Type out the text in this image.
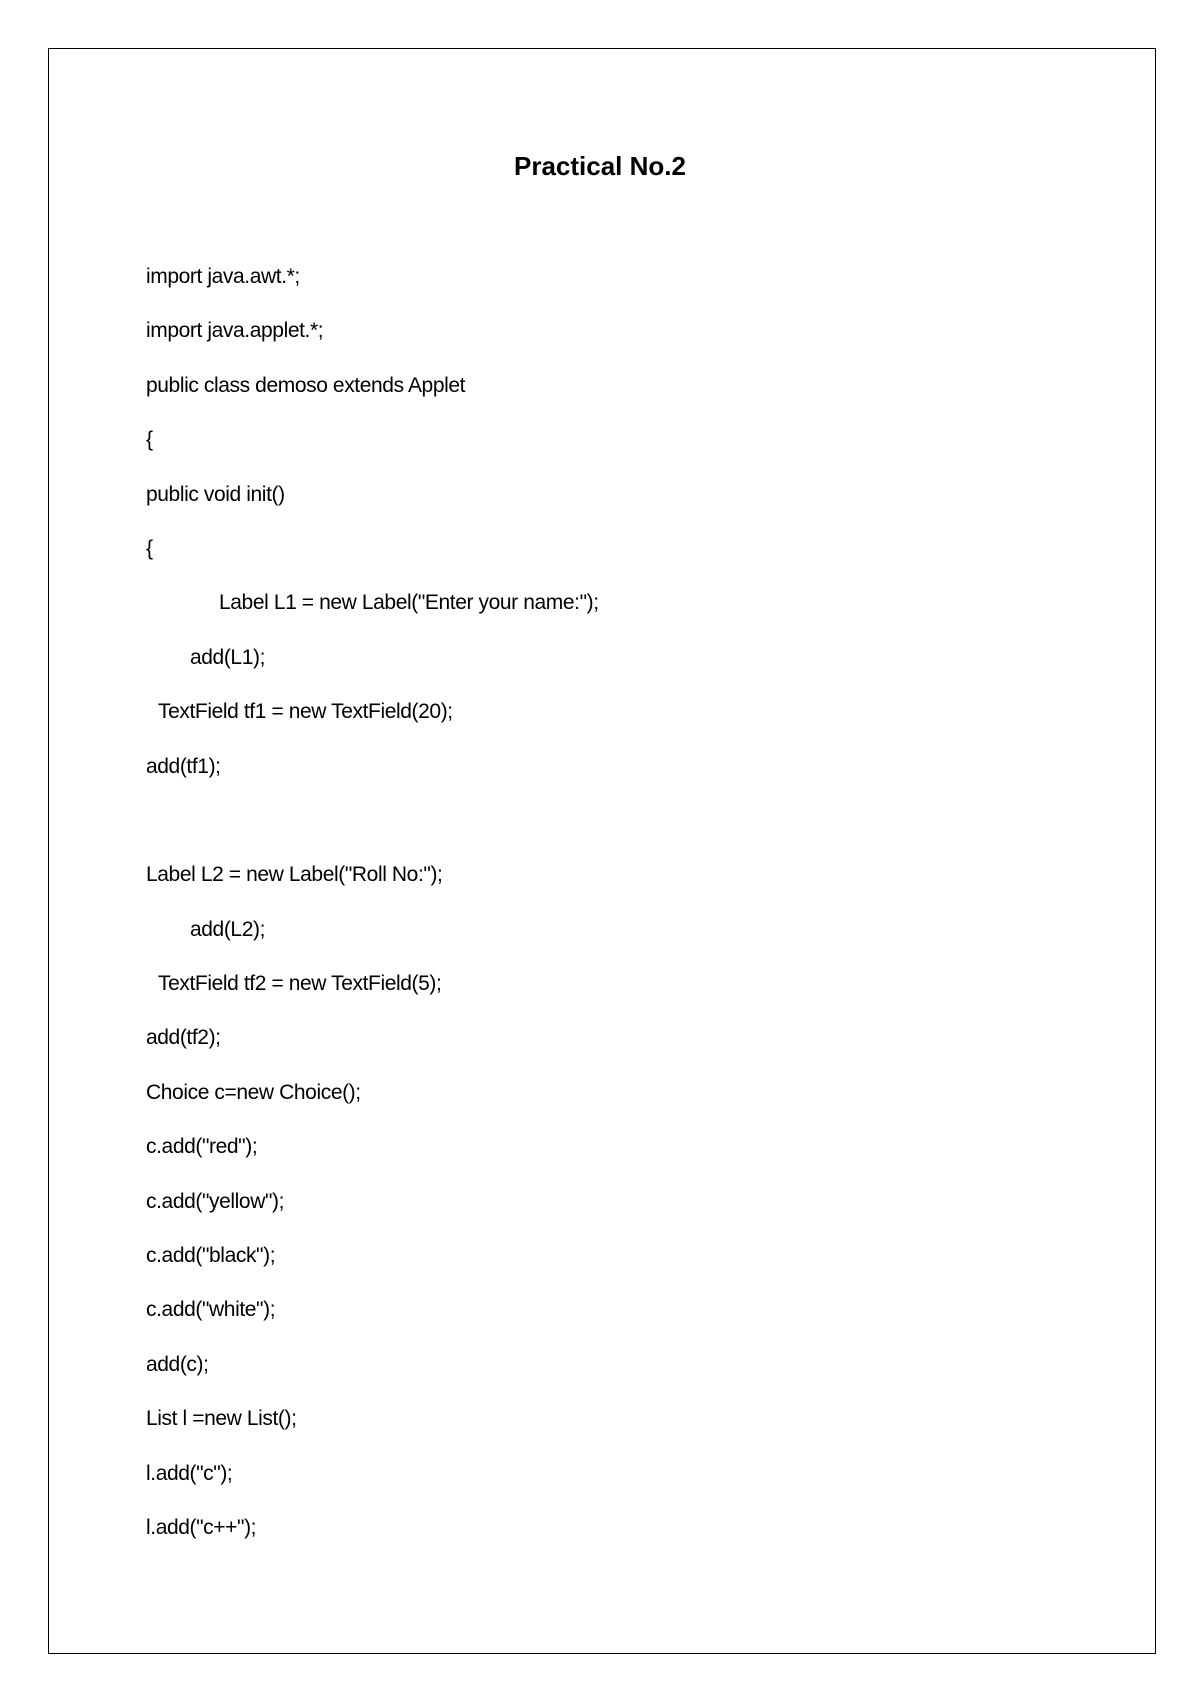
Practical No.2
import java.awt.*;
import java.applet.*;
public class demoso extends Applet
{
public void init()
{
Label L1 = new Label("Enter your name:");
add(L1);
TextField tf1 = new TextField(20);
add(tf1);
Label L2 = new Label("Roll No:");
add(L2);
TextField tf2 = new TextField(5);
add(tf2);
Choice c=new Choice();
c.add("red");
c.add("yellow");
c.add("black");
c.add("white");
add(c);
List l =new List();
l.add("c");
l.add("c++");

·····

To do: Search the preceding listing for the word "TextField" and pull out every line that holds it.

Written answer:
TextField tf1 = new TextField(20);
TextField tf2 = new TextField(5);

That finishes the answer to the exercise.